# START OF Available records

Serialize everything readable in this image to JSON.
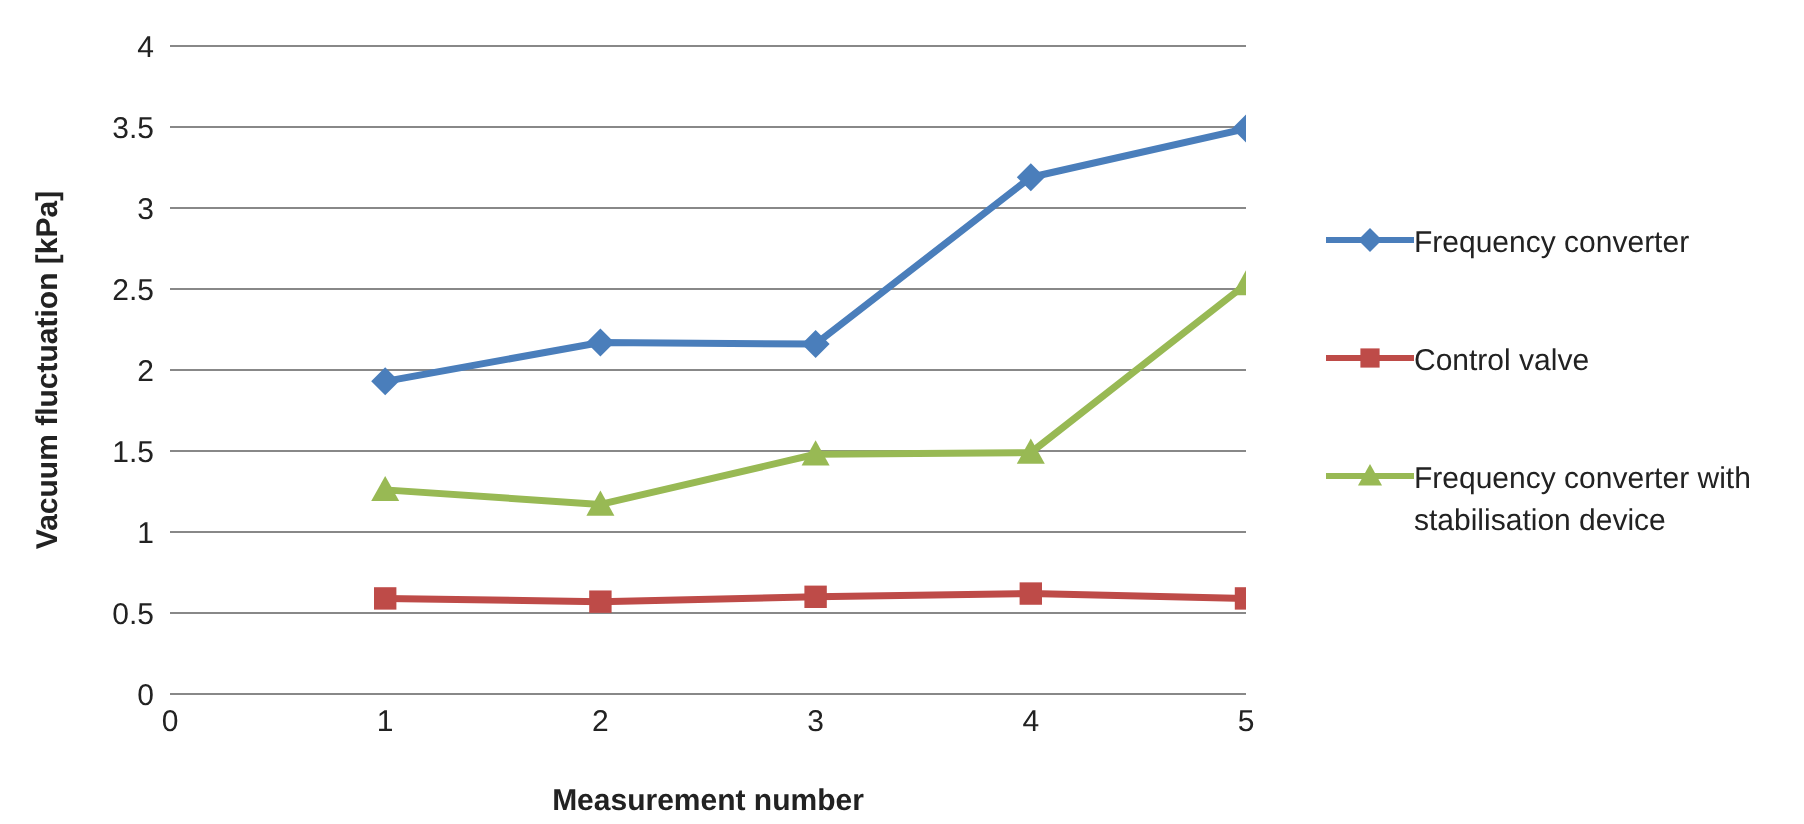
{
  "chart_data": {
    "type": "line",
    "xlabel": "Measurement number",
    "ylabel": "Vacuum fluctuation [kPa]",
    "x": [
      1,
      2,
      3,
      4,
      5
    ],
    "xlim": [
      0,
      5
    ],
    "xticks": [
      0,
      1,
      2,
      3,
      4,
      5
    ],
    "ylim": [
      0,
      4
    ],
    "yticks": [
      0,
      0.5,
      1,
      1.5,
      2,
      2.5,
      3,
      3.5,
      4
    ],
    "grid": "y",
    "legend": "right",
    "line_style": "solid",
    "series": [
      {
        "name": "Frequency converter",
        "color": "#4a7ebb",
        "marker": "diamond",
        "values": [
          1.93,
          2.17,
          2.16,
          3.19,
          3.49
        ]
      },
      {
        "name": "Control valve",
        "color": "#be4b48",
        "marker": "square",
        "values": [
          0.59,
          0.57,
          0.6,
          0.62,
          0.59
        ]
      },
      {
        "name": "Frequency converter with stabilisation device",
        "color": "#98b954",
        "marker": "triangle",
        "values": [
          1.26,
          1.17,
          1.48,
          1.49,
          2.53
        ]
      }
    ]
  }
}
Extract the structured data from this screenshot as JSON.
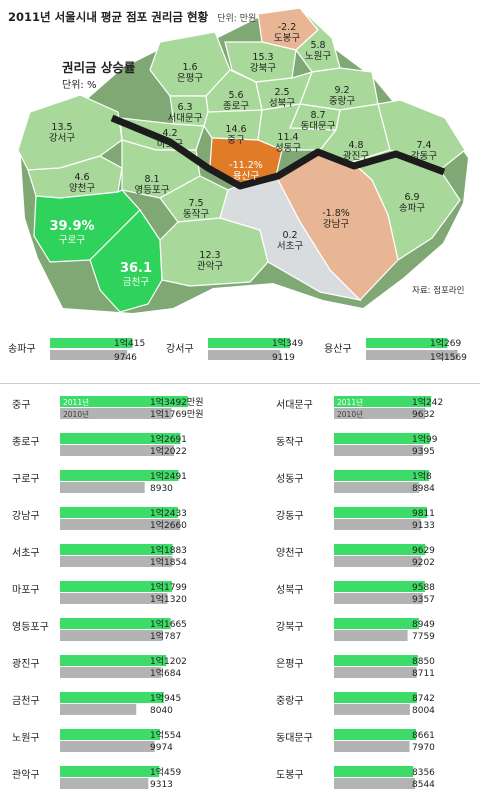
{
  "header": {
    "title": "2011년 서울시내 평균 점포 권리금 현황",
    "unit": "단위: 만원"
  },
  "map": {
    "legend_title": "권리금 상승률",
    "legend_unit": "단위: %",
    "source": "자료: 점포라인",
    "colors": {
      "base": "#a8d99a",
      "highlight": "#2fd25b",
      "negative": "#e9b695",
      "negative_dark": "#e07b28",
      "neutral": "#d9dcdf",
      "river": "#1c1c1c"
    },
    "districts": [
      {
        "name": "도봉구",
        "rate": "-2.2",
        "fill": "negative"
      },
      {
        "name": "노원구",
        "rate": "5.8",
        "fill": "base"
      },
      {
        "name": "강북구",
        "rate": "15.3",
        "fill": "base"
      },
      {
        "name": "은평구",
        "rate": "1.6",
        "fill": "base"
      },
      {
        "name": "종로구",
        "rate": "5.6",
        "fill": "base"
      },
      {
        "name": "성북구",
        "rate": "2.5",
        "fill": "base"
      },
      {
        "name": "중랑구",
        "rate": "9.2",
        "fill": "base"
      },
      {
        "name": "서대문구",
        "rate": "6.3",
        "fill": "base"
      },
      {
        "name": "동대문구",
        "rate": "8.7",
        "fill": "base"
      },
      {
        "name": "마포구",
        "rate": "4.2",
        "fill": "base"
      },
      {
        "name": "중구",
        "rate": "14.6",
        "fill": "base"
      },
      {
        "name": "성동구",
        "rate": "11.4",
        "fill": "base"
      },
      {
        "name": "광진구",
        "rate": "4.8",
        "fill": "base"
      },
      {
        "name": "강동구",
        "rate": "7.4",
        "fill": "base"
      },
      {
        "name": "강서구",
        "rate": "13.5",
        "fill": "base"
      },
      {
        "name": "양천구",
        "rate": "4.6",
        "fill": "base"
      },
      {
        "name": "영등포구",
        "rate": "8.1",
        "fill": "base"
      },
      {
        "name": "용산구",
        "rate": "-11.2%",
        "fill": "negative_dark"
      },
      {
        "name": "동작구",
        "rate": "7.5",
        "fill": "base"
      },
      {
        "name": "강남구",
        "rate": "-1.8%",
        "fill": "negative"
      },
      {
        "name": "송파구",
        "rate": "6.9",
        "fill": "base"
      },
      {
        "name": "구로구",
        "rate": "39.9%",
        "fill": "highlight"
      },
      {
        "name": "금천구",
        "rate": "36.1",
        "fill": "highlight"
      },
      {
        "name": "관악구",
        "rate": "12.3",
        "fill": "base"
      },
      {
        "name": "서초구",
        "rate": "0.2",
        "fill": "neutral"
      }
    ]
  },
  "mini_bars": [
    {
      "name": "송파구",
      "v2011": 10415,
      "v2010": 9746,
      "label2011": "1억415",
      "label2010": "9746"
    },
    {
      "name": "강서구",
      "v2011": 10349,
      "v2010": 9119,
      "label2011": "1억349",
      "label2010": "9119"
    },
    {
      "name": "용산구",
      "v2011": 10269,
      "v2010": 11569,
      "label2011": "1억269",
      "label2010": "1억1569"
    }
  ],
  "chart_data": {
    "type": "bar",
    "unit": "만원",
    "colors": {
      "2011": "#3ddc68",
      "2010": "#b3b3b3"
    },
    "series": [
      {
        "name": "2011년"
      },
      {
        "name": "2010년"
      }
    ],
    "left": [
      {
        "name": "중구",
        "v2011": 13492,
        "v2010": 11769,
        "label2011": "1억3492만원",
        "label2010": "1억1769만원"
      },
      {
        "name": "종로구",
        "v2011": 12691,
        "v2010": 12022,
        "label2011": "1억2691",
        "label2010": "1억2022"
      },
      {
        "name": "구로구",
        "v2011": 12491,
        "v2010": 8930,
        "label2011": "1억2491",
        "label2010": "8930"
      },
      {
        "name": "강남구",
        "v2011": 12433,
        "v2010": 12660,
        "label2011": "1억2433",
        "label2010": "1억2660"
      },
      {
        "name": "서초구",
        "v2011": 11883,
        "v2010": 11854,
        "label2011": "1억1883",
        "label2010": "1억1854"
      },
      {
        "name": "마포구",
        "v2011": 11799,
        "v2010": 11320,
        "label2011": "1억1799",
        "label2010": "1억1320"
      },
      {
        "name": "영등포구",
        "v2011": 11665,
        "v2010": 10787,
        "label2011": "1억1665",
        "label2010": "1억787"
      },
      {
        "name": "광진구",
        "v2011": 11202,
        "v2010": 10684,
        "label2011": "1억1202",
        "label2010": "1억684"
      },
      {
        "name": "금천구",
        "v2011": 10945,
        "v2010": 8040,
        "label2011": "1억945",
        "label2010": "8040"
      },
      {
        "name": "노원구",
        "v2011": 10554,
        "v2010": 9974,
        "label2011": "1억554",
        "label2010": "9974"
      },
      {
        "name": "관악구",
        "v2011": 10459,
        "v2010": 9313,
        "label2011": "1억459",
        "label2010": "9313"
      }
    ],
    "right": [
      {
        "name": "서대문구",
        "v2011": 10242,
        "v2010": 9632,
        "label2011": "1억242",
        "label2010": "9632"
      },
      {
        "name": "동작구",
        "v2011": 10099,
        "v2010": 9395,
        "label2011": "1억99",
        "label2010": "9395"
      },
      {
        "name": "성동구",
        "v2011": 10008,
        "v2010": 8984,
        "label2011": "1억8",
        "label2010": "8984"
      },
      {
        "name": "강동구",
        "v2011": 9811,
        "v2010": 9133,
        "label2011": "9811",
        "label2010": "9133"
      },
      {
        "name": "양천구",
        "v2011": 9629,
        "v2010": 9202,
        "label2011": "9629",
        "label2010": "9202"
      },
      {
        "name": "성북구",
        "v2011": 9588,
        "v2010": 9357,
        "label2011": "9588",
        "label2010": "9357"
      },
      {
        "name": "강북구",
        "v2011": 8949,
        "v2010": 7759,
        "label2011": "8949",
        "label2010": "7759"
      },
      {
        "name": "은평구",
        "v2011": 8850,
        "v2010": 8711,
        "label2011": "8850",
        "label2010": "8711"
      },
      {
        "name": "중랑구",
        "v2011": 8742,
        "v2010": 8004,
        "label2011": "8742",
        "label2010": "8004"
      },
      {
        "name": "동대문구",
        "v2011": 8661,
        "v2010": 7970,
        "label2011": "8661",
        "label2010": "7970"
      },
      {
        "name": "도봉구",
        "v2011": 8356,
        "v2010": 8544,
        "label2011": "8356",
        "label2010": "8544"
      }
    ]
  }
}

# END OF Available records

— Work to do —
Above are records; say how many of their lines contain the word "converter", giving only the number.

— Exercise output —
2